## Dataset excerpts
□ □ □

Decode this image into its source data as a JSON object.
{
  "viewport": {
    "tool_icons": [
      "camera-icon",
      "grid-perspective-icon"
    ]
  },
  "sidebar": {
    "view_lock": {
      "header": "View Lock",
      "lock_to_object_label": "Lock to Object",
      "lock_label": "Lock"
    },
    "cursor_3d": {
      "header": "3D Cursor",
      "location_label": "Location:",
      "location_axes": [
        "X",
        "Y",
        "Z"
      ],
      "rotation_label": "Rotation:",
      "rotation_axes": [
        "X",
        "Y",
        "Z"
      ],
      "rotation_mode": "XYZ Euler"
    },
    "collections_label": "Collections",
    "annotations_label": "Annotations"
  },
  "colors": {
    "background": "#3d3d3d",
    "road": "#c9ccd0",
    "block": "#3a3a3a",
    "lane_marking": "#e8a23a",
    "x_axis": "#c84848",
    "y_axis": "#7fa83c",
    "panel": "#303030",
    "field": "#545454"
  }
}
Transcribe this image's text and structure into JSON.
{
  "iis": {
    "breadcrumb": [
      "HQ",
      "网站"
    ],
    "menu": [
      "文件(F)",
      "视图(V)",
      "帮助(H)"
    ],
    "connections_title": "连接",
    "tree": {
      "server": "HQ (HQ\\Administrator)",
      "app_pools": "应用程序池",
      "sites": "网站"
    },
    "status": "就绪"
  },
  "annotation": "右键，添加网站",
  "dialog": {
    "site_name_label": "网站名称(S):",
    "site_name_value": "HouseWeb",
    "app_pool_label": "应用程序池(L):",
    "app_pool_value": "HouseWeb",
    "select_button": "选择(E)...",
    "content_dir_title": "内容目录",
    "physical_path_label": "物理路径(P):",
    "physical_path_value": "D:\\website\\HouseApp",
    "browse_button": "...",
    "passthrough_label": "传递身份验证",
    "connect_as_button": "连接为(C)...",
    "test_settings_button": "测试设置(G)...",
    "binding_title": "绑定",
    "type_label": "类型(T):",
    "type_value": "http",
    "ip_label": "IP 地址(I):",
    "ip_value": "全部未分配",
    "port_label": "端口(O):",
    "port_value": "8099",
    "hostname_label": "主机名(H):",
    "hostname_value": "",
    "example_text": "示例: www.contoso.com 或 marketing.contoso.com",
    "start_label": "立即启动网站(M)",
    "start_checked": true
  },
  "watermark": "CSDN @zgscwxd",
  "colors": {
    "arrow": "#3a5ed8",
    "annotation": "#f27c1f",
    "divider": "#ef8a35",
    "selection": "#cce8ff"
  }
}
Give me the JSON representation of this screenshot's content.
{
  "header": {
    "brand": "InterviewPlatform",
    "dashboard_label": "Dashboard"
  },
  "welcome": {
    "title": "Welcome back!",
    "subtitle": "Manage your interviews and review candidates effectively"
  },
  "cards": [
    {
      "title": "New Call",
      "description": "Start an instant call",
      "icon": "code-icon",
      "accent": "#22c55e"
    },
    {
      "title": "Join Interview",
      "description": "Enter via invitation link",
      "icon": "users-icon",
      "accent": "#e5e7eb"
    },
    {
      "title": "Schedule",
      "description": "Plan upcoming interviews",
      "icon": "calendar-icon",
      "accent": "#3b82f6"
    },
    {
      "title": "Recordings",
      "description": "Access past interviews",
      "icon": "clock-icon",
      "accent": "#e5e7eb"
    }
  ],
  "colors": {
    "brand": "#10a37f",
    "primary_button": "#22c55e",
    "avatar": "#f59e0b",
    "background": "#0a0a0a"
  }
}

□ □ □

## STATED GOAL
Copy every line above that includes the string "accent".

## THE RESULT
      "accent": "#22c55e"
      "accent": "#e5e7eb"
      "accent": "#3b82f6"
      "accent": "#e5e7eb"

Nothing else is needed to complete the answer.